— Start LISTED ENTRIES —
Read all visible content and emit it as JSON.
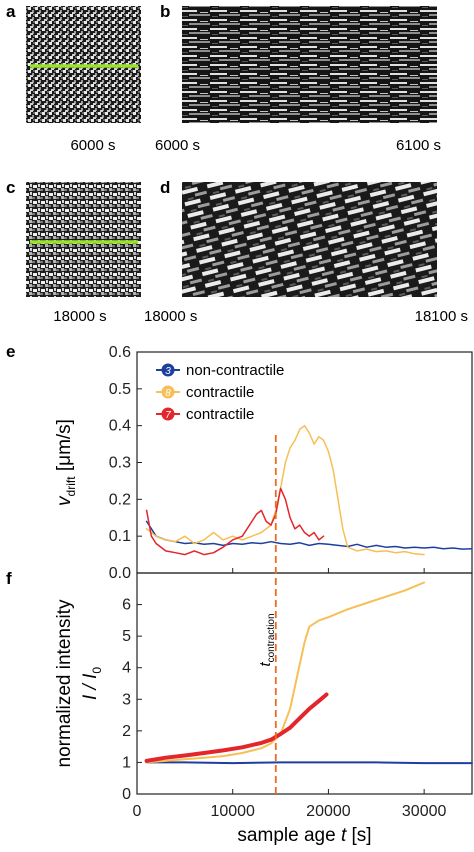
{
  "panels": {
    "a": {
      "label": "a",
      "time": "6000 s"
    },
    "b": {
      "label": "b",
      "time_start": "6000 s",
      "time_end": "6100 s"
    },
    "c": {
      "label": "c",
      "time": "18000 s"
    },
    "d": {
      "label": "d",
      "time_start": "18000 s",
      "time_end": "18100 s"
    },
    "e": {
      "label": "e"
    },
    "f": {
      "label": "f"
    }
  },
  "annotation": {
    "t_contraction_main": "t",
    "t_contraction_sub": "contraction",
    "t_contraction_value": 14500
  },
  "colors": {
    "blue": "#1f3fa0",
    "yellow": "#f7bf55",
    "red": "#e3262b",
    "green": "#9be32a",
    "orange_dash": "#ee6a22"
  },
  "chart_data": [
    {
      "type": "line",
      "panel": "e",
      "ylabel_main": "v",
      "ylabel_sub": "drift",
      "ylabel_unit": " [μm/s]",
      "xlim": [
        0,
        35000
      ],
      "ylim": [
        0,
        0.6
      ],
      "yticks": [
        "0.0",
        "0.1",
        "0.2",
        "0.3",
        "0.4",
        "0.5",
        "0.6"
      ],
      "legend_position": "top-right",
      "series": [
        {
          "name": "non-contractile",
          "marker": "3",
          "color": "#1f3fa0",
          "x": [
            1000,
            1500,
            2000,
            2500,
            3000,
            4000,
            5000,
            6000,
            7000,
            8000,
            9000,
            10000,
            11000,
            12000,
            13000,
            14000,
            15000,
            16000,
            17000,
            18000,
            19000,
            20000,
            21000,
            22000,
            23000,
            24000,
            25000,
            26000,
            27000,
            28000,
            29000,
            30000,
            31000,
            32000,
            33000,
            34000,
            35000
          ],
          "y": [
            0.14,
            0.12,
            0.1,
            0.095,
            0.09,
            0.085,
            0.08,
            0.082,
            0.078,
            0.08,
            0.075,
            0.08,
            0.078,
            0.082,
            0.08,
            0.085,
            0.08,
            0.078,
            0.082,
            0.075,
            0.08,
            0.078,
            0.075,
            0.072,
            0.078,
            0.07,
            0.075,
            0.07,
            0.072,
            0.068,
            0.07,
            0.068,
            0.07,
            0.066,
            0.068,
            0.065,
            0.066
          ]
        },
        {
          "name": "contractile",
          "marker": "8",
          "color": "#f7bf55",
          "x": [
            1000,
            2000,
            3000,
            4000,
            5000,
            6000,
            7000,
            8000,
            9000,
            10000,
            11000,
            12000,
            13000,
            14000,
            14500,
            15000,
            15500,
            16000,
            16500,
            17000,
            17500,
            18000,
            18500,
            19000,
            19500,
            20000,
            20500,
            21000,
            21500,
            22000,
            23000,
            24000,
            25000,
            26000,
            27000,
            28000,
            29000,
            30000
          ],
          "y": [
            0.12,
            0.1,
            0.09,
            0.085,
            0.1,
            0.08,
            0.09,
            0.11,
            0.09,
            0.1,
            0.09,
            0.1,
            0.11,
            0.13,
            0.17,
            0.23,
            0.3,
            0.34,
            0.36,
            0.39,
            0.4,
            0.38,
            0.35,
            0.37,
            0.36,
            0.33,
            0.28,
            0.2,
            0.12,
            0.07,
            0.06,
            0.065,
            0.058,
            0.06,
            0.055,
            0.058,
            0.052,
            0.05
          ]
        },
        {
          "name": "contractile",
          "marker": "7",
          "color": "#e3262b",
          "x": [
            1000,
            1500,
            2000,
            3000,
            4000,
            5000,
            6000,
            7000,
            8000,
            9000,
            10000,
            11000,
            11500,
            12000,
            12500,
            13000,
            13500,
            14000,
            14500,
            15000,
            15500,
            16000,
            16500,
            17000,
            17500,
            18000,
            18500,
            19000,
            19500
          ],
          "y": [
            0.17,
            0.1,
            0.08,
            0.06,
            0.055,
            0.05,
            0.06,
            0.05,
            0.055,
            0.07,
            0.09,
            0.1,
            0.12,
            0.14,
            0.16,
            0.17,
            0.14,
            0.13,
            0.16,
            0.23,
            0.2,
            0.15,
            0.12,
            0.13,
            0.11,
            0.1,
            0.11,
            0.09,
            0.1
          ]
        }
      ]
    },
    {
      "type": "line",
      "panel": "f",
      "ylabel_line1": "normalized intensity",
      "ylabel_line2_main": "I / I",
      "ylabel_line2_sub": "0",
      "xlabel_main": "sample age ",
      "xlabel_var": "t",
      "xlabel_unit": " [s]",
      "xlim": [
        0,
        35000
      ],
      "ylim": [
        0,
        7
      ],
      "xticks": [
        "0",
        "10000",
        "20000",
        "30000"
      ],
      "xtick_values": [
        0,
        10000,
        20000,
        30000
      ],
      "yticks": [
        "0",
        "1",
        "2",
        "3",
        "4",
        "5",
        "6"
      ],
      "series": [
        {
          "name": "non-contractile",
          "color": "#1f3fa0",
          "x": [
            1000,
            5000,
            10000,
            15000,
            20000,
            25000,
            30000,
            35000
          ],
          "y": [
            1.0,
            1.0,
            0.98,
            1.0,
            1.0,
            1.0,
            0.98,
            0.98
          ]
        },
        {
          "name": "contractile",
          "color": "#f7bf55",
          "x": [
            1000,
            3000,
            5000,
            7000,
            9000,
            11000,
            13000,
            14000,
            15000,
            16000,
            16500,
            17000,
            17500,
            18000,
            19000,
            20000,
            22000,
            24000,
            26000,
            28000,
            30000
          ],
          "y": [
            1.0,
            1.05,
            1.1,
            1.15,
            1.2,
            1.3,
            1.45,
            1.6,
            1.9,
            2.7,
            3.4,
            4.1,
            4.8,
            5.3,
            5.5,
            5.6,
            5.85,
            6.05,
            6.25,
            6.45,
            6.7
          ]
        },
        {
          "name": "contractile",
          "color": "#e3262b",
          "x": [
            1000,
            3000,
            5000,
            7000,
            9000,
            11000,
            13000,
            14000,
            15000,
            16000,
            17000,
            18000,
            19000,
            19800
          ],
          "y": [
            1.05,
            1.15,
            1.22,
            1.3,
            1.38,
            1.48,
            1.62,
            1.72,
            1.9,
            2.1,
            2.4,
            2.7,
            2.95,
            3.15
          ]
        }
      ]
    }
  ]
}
— End LISTED ENTRIES —
**PROBLEM REQUIREMENTS**: Exactly reproduce the entries above, minus the pictures.

**RESULT BELOW**:
Read all visible content and emit it as JSON.
{
  "panels": {
    "a": {
      "label": "a",
      "time": "6000 s"
    },
    "b": {
      "label": "b",
      "time_start": "6000 s",
      "time_end": "6100 s"
    },
    "c": {
      "label": "c",
      "time": "18000 s"
    },
    "d": {
      "label": "d",
      "time_start": "18000 s",
      "time_end": "18100 s"
    },
    "e": {
      "label": "e"
    },
    "f": {
      "label": "f"
    }
  },
  "annotation": {
    "t_contraction_main": "t",
    "t_contraction_sub": "contraction",
    "t_contraction_value": 14500
  },
  "colors": {
    "blue": "#1f3fa0",
    "yellow": "#f7bf55",
    "red": "#e3262b",
    "green": "#9be32a",
    "orange_dash": "#ee6a22"
  },
  "chart_data": [
    {
      "type": "line",
      "panel": "e",
      "ylabel_main": "v",
      "ylabel_sub": "drift",
      "ylabel_unit": " [μm/s]",
      "xlim": [
        0,
        35000
      ],
      "ylim": [
        0,
        0.6
      ],
      "yticks": [
        "0.0",
        "0.1",
        "0.2",
        "0.3",
        "0.4",
        "0.5",
        "0.6"
      ],
      "legend_position": "top-right",
      "series": [
        {
          "name": "non-contractile",
          "marker": "3",
          "color": "#1f3fa0",
          "x": [
            1000,
            1500,
            2000,
            2500,
            3000,
            4000,
            5000,
            6000,
            7000,
            8000,
            9000,
            10000,
            11000,
            12000,
            13000,
            14000,
            15000,
            16000,
            17000,
            18000,
            19000,
            20000,
            21000,
            22000,
            23000,
            24000,
            25000,
            26000,
            27000,
            28000,
            29000,
            30000,
            31000,
            32000,
            33000,
            34000,
            35000
          ],
          "y": [
            0.14,
            0.12,
            0.1,
            0.095,
            0.09,
            0.085,
            0.08,
            0.082,
            0.078,
            0.08,
            0.075,
            0.08,
            0.078,
            0.082,
            0.08,
            0.085,
            0.08,
            0.078,
            0.082,
            0.075,
            0.08,
            0.078,
            0.075,
            0.072,
            0.078,
            0.07,
            0.075,
            0.07,
            0.072,
            0.068,
            0.07,
            0.068,
            0.07,
            0.066,
            0.068,
            0.065,
            0.066
          ]
        },
        {
          "name": "contractile",
          "marker": "8",
          "color": "#f7bf55",
          "x": [
            1000,
            2000,
            3000,
            4000,
            5000,
            6000,
            7000,
            8000,
            9000,
            10000,
            11000,
            12000,
            13000,
            14000,
            14500,
            15000,
            15500,
            16000,
            16500,
            17000,
            17500,
            18000,
            18500,
            19000,
            19500,
            20000,
            20500,
            21000,
            21500,
            22000,
            23000,
            24000,
            25000,
            26000,
            27000,
            28000,
            29000,
            30000
          ],
          "y": [
            0.12,
            0.1,
            0.09,
            0.085,
            0.1,
            0.08,
            0.09,
            0.11,
            0.09,
            0.1,
            0.09,
            0.1,
            0.11,
            0.13,
            0.17,
            0.23,
            0.3,
            0.34,
            0.36,
            0.39,
            0.4,
            0.38,
            0.35,
            0.37,
            0.36,
            0.33,
            0.28,
            0.2,
            0.12,
            0.07,
            0.06,
            0.065,
            0.058,
            0.06,
            0.055,
            0.058,
            0.052,
            0.05
          ]
        },
        {
          "name": "contractile",
          "marker": "7",
          "color": "#e3262b",
          "x": [
            1000,
            1500,
            2000,
            3000,
            4000,
            5000,
            6000,
            7000,
            8000,
            9000,
            10000,
            11000,
            11500,
            12000,
            12500,
            13000,
            13500,
            14000,
            14500,
            15000,
            15500,
            16000,
            16500,
            17000,
            17500,
            18000,
            18500,
            19000,
            19500
          ],
          "y": [
            0.17,
            0.1,
            0.08,
            0.06,
            0.055,
            0.05,
            0.06,
            0.05,
            0.055,
            0.07,
            0.09,
            0.1,
            0.12,
            0.14,
            0.16,
            0.17,
            0.14,
            0.13,
            0.16,
            0.23,
            0.2,
            0.15,
            0.12,
            0.13,
            0.11,
            0.1,
            0.11,
            0.09,
            0.1
          ]
        }
      ]
    },
    {
      "type": "line",
      "panel": "f",
      "ylabel_line1": "normalized intensity",
      "ylabel_line2_main": "I / I",
      "ylabel_line2_sub": "0",
      "xlabel_main": "sample age ",
      "xlabel_var": "t",
      "xlabel_unit": " [s]",
      "xlim": [
        0,
        35000
      ],
      "ylim": [
        0,
        7
      ],
      "xticks": [
        "0",
        "10000",
        "20000",
        "30000"
      ],
      "xtick_values": [
        0,
        10000,
        20000,
        30000
      ],
      "yticks": [
        "0",
        "1",
        "2",
        "3",
        "4",
        "5",
        "6"
      ],
      "series": [
        {
          "name": "non-contractile",
          "color": "#1f3fa0",
          "x": [
            1000,
            5000,
            10000,
            15000,
            20000,
            25000,
            30000,
            35000
          ],
          "y": [
            1.0,
            1.0,
            0.98,
            1.0,
            1.0,
            1.0,
            0.98,
            0.98
          ]
        },
        {
          "name": "contractile",
          "color": "#f7bf55",
          "x": [
            1000,
            3000,
            5000,
            7000,
            9000,
            11000,
            13000,
            14000,
            15000,
            16000,
            16500,
            17000,
            17500,
            18000,
            19000,
            20000,
            22000,
            24000,
            26000,
            28000,
            30000
          ],
          "y": [
            1.0,
            1.05,
            1.1,
            1.15,
            1.2,
            1.3,
            1.45,
            1.6,
            1.9,
            2.7,
            3.4,
            4.1,
            4.8,
            5.3,
            5.5,
            5.6,
            5.85,
            6.05,
            6.25,
            6.45,
            6.7
          ]
        },
        {
          "name": "contractile",
          "color": "#e3262b",
          "x": [
            1000,
            3000,
            5000,
            7000,
            9000,
            11000,
            13000,
            14000,
            15000,
            16000,
            17000,
            18000,
            19000,
            19800
          ],
          "y": [
            1.05,
            1.15,
            1.22,
            1.3,
            1.38,
            1.48,
            1.62,
            1.72,
            1.9,
            2.1,
            2.4,
            2.7,
            2.95,
            3.15
          ]
        }
      ]
    }
  ]
}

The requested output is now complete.